● **THE PROBLEM**: Give again only what runs from the line with "Read the values" to the final line of the entries below, exactly as written and without pictures.

● **DATA SHOWN**:
◆ ◆ ◆ ◆ ◆
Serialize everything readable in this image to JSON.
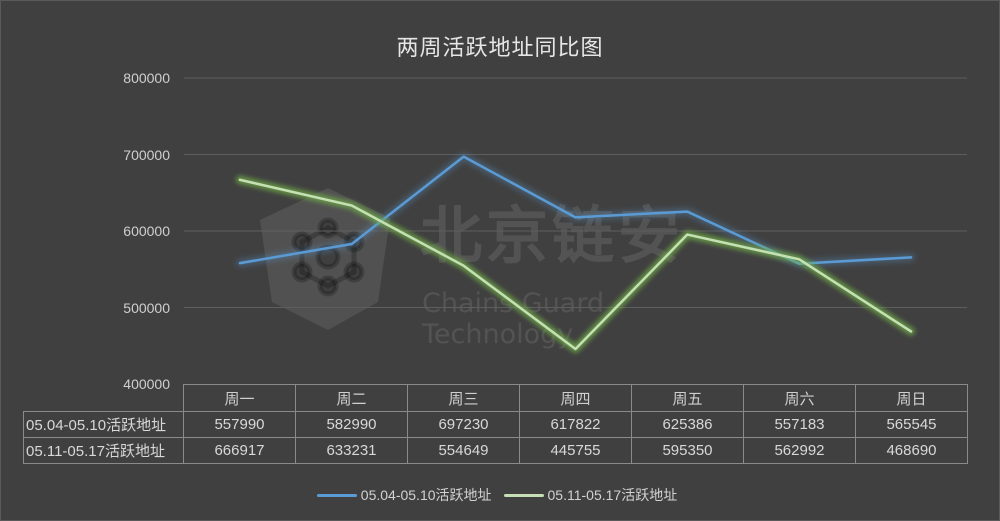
{
  "chart_data": {
    "type": "line",
    "title": "两周活跃地址同比图",
    "xlabel": "",
    "ylabel": "",
    "categories": [
      "周一",
      "周二",
      "周三",
      "周四",
      "周五",
      "周六",
      "周日"
    ],
    "series": [
      {
        "name": "05.04-05.10活跃地址",
        "color": "#5b9bd5",
        "values": [
          557990,
          582990,
          697230,
          617822,
          625386,
          557183,
          565545
        ]
      },
      {
        "name": "05.11-05.17活跃地址",
        "color": "#c5e0b4",
        "glow": "#70ad47",
        "values": [
          666917,
          633231,
          554649,
          445755,
          595350,
          562992,
          468690
        ]
      }
    ],
    "ylim": [
      400000,
      800000
    ],
    "yticks": [
      "800000",
      "700000",
      "600000",
      "500000",
      "400000"
    ],
    "grid": true,
    "legend_position": "bottom",
    "data_table": true
  },
  "watermark": {
    "cn": "北京链安",
    "en": "Chains Guard Technology"
  }
}
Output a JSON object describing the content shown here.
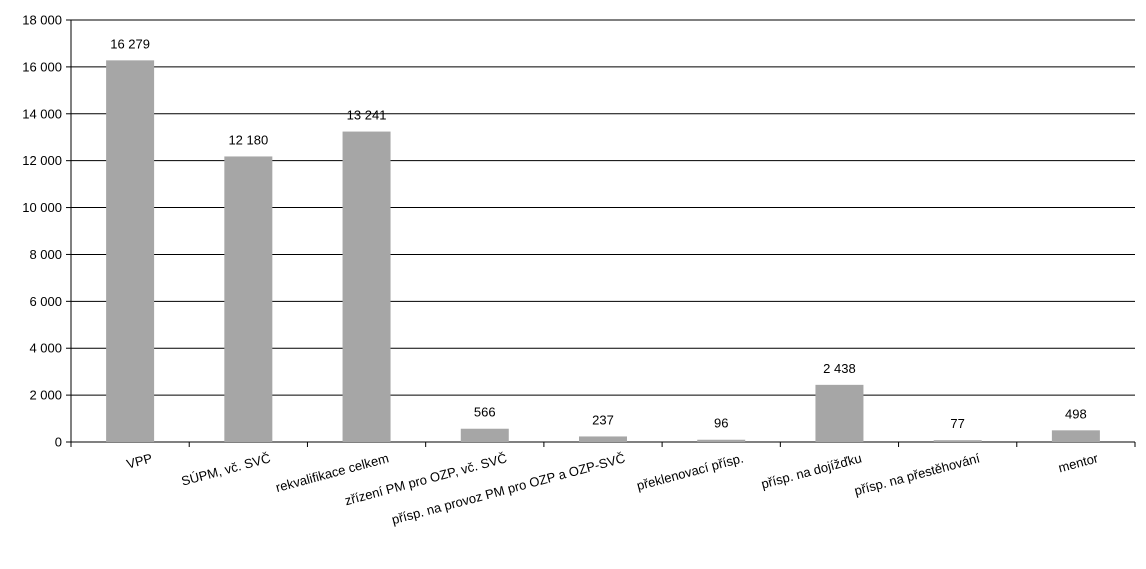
{
  "chart_data": {
    "type": "bar",
    "title": "",
    "xlabel": "",
    "ylabel": "",
    "ylim": [
      0,
      18000
    ],
    "yticks": [
      0,
      2000,
      4000,
      6000,
      8000,
      10000,
      12000,
      14000,
      16000,
      18000
    ],
    "ytick_labels": [
      "0",
      "2 000",
      "4 000",
      "6 000",
      "8 000",
      "10 000",
      "12 000",
      "14 000",
      "16 000",
      "18 000"
    ],
    "grid": true,
    "legend": "none",
    "bar_color": "#a6a6a6",
    "categories": [
      "VPP",
      "SÚPM, vč. SVČ",
      "rekvalifikace celkem",
      "zřízení PM pro OZP, vč. SVČ",
      "přísp. na provoz PM pro OZP a OZP-SVČ",
      "překlenovací přísp.",
      "přísp. na dojížďku",
      "přísp. na přestěhování",
      "mentor"
    ],
    "values": [
      16279,
      12180,
      13241,
      566,
      237,
      96,
      2438,
      77,
      498
    ],
    "value_labels": [
      "16 279",
      "12 180",
      "13 241",
      "566",
      "237",
      "96",
      "2 438",
      "77",
      "498"
    ]
  }
}
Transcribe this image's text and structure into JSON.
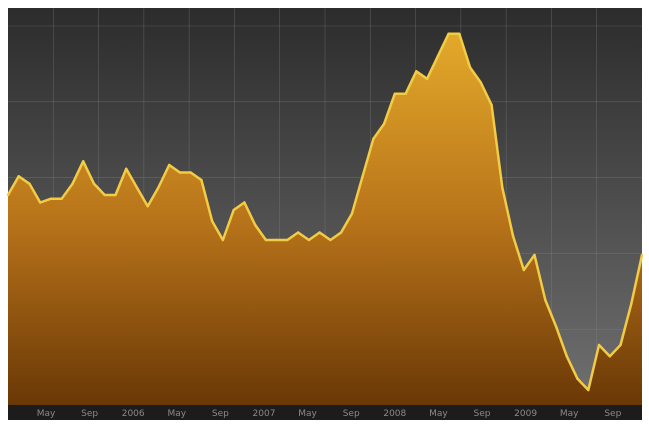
{
  "chart_data": {
    "type": "area",
    "title": "",
    "xlabel": "",
    "ylabel": "",
    "grid": true,
    "legend": "none",
    "x_tick_labels": [
      "May",
      "Sep",
      "2006",
      "May",
      "Sep",
      "2007",
      "May",
      "Sep",
      "2008",
      "May",
      "Sep",
      "2009",
      "May",
      "Sep"
    ],
    "ylim": [
      0,
      100
    ],
    "series": [
      {
        "values": [
          56,
          61,
          59,
          54,
          55,
          55,
          59,
          65,
          59,
          56,
          56,
          63,
          58,
          53,
          58,
          64,
          62,
          62,
          60,
          49,
          44,
          52,
          54,
          48,
          44,
          44,
          44,
          46,
          44,
          46,
          44,
          46,
          51,
          61,
          71,
          75,
          83,
          83,
          89,
          87,
          93,
          99,
          99,
          90,
          86,
          80,
          58,
          45,
          36,
          40,
          28,
          21,
          13,
          7,
          4,
          16,
          13,
          16,
          27,
          40
        ]
      }
    ],
    "colors": {
      "line": "#f2cc45",
      "fill_top": "#e3a92a",
      "fill_mid": "#b8741a",
      "fill_bottom": "#6a3806",
      "bg_top": "#2c2c2c",
      "bg_bottom": "#707070",
      "grid": "#8c8c8c",
      "tick_text": "#8a8a8a"
    }
  }
}
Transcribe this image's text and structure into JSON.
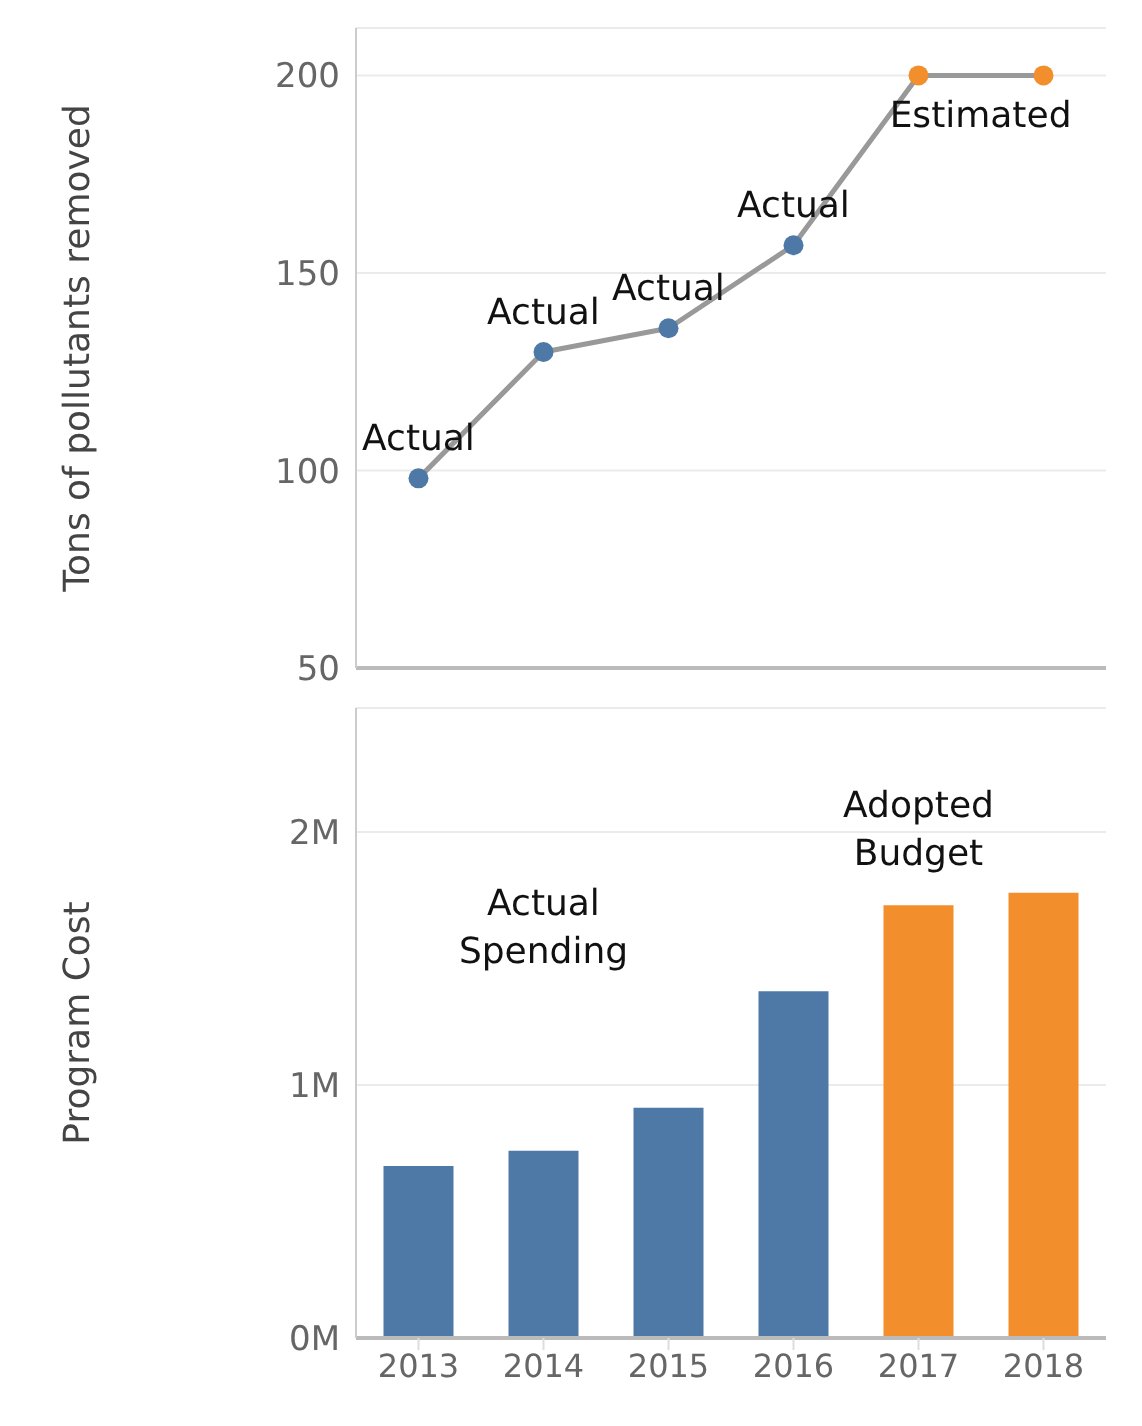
{
  "chart_data": [
    {
      "type": "line",
      "ylabel": "Tons of pollutants removed",
      "categories": [
        "2013",
        "2014",
        "2015",
        "2016",
        "2017",
        "2018"
      ],
      "series": [
        {
          "color": "#999999",
          "colors": [
            "#4e79a7",
            "#4e79a7",
            "#4e79a7",
            "#4e79a7",
            "#f28e2b",
            "#f28e2b"
          ],
          "values": [
            98,
            130,
            136,
            157,
            200,
            200
          ]
        }
      ],
      "ylim": [
        50,
        212
      ],
      "yticks": [
        50,
        100,
        150,
        200
      ],
      "grid": "y",
      "marker": "circle",
      "tick_labels": "y",
      "annotations": [
        {
          "text": "Actual",
          "x": "2013",
          "y": 98
        },
        {
          "text": "Actual",
          "x": "2014",
          "y": 130
        },
        {
          "text": "Actual",
          "x": "2015",
          "y": 136
        },
        {
          "text": "Actual",
          "x": "2016",
          "y": 157
        },
        {
          "text": "Estimated",
          "x": "2018",
          "y": 200
        }
      ]
    },
    {
      "type": "bar",
      "ylabel": "Program Cost",
      "categories": [
        "2013",
        "2014",
        "2015",
        "2016",
        "2017",
        "2018"
      ],
      "series": [
        {
          "colors": [
            "#4e79a7",
            "#4e79a7",
            "#4e79a7",
            "#4e79a7",
            "#f28e2b",
            "#f28e2b"
          ],
          "values": [
            680000,
            740000,
            910000,
            1370000,
            1710000,
            1760000
          ]
        }
      ],
      "ylim": [
        0,
        2490000
      ],
      "yticks": [
        {
          "value": 0,
          "label": "0M"
        },
        {
          "value": 1000000,
          "label": "1M"
        },
        {
          "value": 2000000,
          "label": "2M"
        }
      ],
      "grid": "y",
      "annotations": [
        "Actual Spending",
        "Adopted Budget"
      ]
    }
  ]
}
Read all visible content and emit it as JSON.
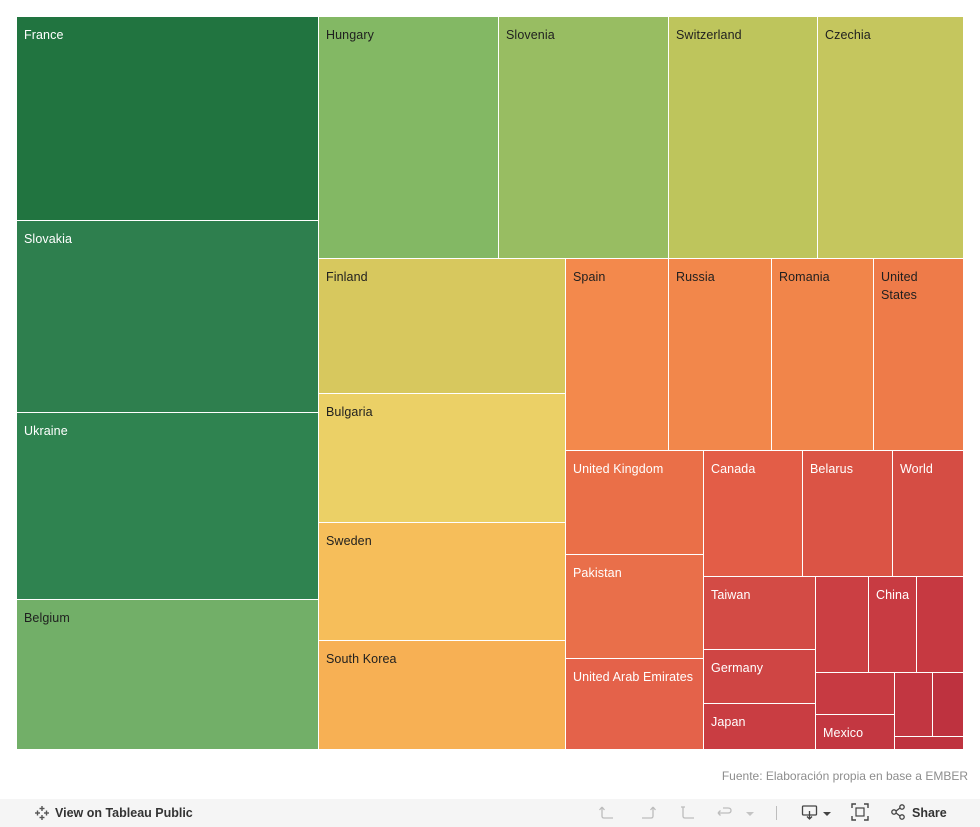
{
  "chart_data": {
    "type": "treemap",
    "cells": [
      {
        "label": "France",
        "value": 60.5,
        "color": "#217440",
        "text": "#ffffff"
      },
      {
        "label": "Slovakia",
        "value": 57.8,
        "color": "#2e7f4e",
        "text": "#ffffff"
      },
      {
        "label": "Ukraine",
        "value": 56.1,
        "color": "#2f8350",
        "text": "#ffffff"
      },
      {
        "label": "Belgium",
        "value": 45.1,
        "color": "#72af68",
        "text": "#1f1f1f"
      },
      {
        "label": "Hungary",
        "value": 42.4,
        "color": "#83b864",
        "text": "#1f1f1f"
      },
      {
        "label": "Slovenia",
        "value": 39.9,
        "color": "#98bd62",
        "text": "#1f1f1f"
      },
      {
        "label": "Switzerland",
        "value": 35.0,
        "color": "#bec55c",
        "text": "#1f1f1f"
      },
      {
        "label": "Czechia",
        "value": 34.7,
        "color": "#c5c65e",
        "text": "#1f1f1f"
      },
      {
        "label": "Finland",
        "value": 33.0,
        "color": "#d7c85e",
        "text": "#1f1f1f"
      },
      {
        "label": "Bulgaria",
        "value": 31.5,
        "color": "#ebd066",
        "text": "#1f1f1f"
      },
      {
        "label": "Sweden",
        "value": 29.0,
        "color": "#f6be5a",
        "text": "#1f1f1f"
      },
      {
        "label": "South Korea",
        "value": 26.5,
        "color": "#f7b054",
        "text": "#1f1f1f"
      },
      {
        "label": "Spain",
        "value": 20.3,
        "color": "#f3894c",
        "text": "#1f1f1f"
      },
      {
        "label": "Russia",
        "value": 20.0,
        "color": "#f2874b",
        "text": "#1f1f1f"
      },
      {
        "label": "Romania",
        "value": 20.0,
        "color": "#f1854a",
        "text": "#1f1f1f"
      },
      {
        "label": "United States",
        "value": 17.9,
        "color": "#ee7b49",
        "text": "#1f1f1f"
      },
      {
        "label": "United Kingdom",
        "value": 14.9,
        "color": "#ea6f48",
        "text": "#ffffff"
      },
      {
        "label": "Pakistan",
        "value": 14.9,
        "color": "#e96f4a",
        "text": "#ffffff"
      },
      {
        "label": "United Arab Emirates",
        "value": 13.3,
        "color": "#e4624a",
        "text": "#ffffff"
      },
      {
        "label": "Canada",
        "value": 14.1,
        "color": "#e35d47",
        "text": "#ffffff"
      },
      {
        "label": "Belarus",
        "value": 11.4,
        "color": "#db5445",
        "text": "#ffffff"
      },
      {
        "label": "World",
        "value": 9.8,
        "color": "#d54d44",
        "text": "#ffffff"
      },
      {
        "label": "Taiwan",
        "value": 8.5,
        "color": "#d34b45",
        "text": "#ffffff"
      },
      {
        "label": "Germany",
        "value": 6.4,
        "color": "#cf4544",
        "text": "#ffffff"
      },
      {
        "label": "Japan",
        "value": 5.8,
        "color": "#c93d42",
        "text": "#ffffff"
      },
      {
        "label": "",
        "value": 5.8,
        "color": "#cb3f43",
        "text": "#ffffff"
      },
      {
        "label": "China",
        "value": 5.3,
        "color": "#c83b42",
        "text": "#ffffff"
      },
      {
        "label": "",
        "value": 5.3,
        "color": "#c63941",
        "text": "#ffffff"
      },
      {
        "label": "",
        "value": 4.3,
        "color": "#c73a42",
        "text": "#ffffff"
      },
      {
        "label": "Mexico",
        "value": 4.1,
        "color": "#c33741",
        "text": "#ffffff"
      },
      {
        "label": "",
        "value": 2.5,
        "color": "#c23641",
        "text": "#ffffff"
      },
      {
        "label": "",
        "value": 2.4,
        "color": "#be323f",
        "text": "#ffffff"
      },
      {
        "label": "",
        "value": 1.2,
        "color": "#bf333f",
        "text": "#ffffff"
      }
    ]
  },
  "source": "Fuente: Elaboración propia en base a EMBER",
  "toolbar": {
    "view_label": "View on Tableau Public",
    "share_label": "Share"
  }
}
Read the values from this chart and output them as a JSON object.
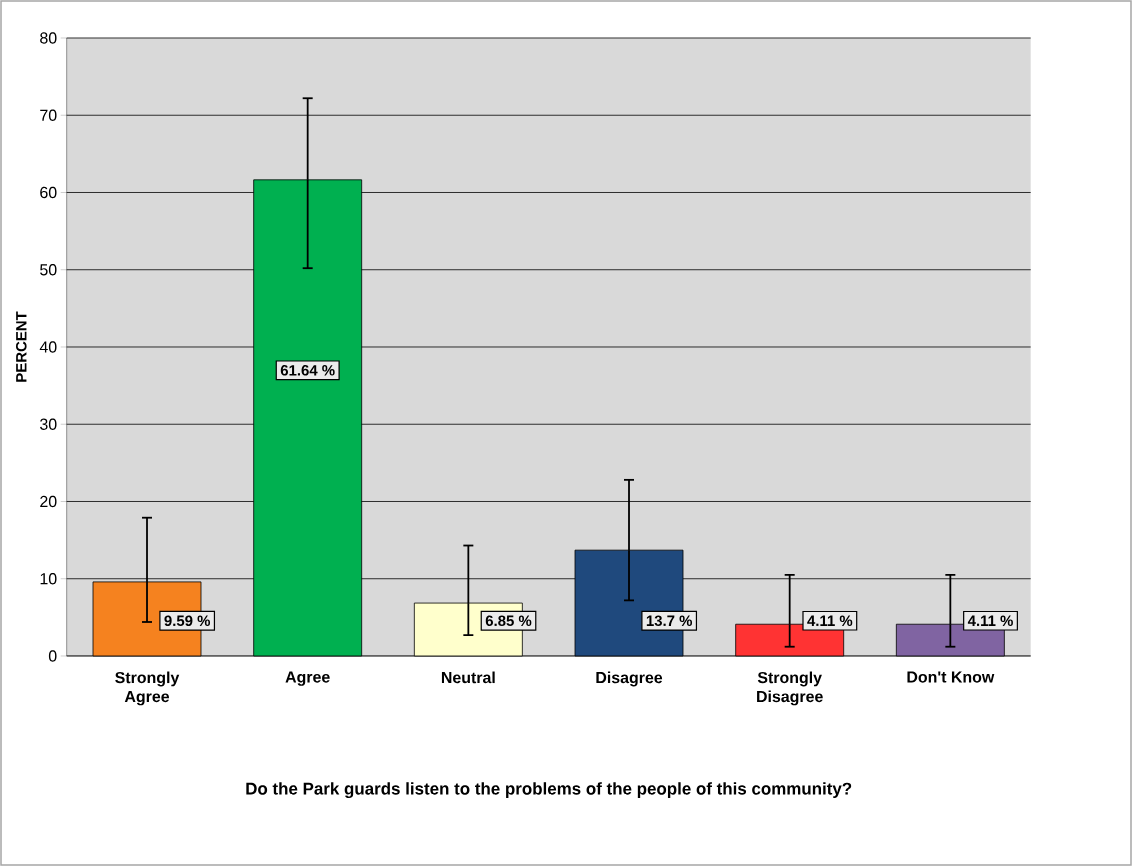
{
  "chart_data": {
    "type": "bar",
    "xlabel": "Do the Park guards listen to the problems of the people of this community?",
    "ylabel": "PERCENT",
    "categories": [
      "Strongly Agree",
      "Agree",
      "Neutral",
      "Disagree",
      "Strongly Disagree",
      "Don't Know"
    ],
    "values": [
      9.59,
      61.64,
      6.85,
      13.7,
      4.11,
      4.11
    ],
    "value_labels": [
      "9.59 %",
      "61.64 %",
      "6.85 %",
      "13.7 %",
      "4.11 %",
      "4.11 %"
    ],
    "colors": [
      "#f5821f",
      "#00b050",
      "#ffffcc",
      "#1f497d",
      "#ff3333",
      "#8064a2"
    ],
    "errors": [
      [
        4.4,
        17.9
      ],
      [
        50.2,
        72.2
      ],
      [
        2.7,
        14.3
      ],
      [
        7.2,
        22.8
      ],
      [
        1.2,
        10.5
      ],
      [
        1.2,
        10.5
      ]
    ],
    "ylim": [
      0,
      80
    ],
    "yticks": [
      0,
      10,
      20,
      30,
      40,
      50,
      60,
      70,
      80
    ],
    "grid": "y"
  }
}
◆ ◆ ◆ ◆ ◆
● **FINAL RESULT**:
Read the values from this chart and output them as a JSON object.
{
  "chart_data": {
    "type": "bar",
    "xlabel": "Do the Park guards listen to the problems of the people of this community?",
    "ylabel": "PERCENT",
    "categories": [
      "Strongly Agree",
      "Agree",
      "Neutral",
      "Disagree",
      "Strongly Disagree",
      "Don't Know"
    ],
    "values": [
      9.59,
      61.64,
      6.85,
      13.7,
      4.11,
      4.11
    ],
    "value_labels": [
      "9.59 %",
      "61.64 %",
      "6.85 %",
      "13.7 %",
      "4.11 %",
      "4.11 %"
    ],
    "colors": [
      "#f5821f",
      "#00b050",
      "#ffffcc",
      "#1f497d",
      "#ff3333",
      "#8064a2"
    ],
    "errors": [
      [
        4.4,
        17.9
      ],
      [
        50.2,
        72.2
      ],
      [
        2.7,
        14.3
      ],
      [
        7.2,
        22.8
      ],
      [
        1.2,
        10.5
      ],
      [
        1.2,
        10.5
      ]
    ],
    "ylim": [
      0,
      80
    ],
    "yticks": [
      0,
      10,
      20,
      30,
      40,
      50,
      60,
      70,
      80
    ],
    "grid": "y"
  }
}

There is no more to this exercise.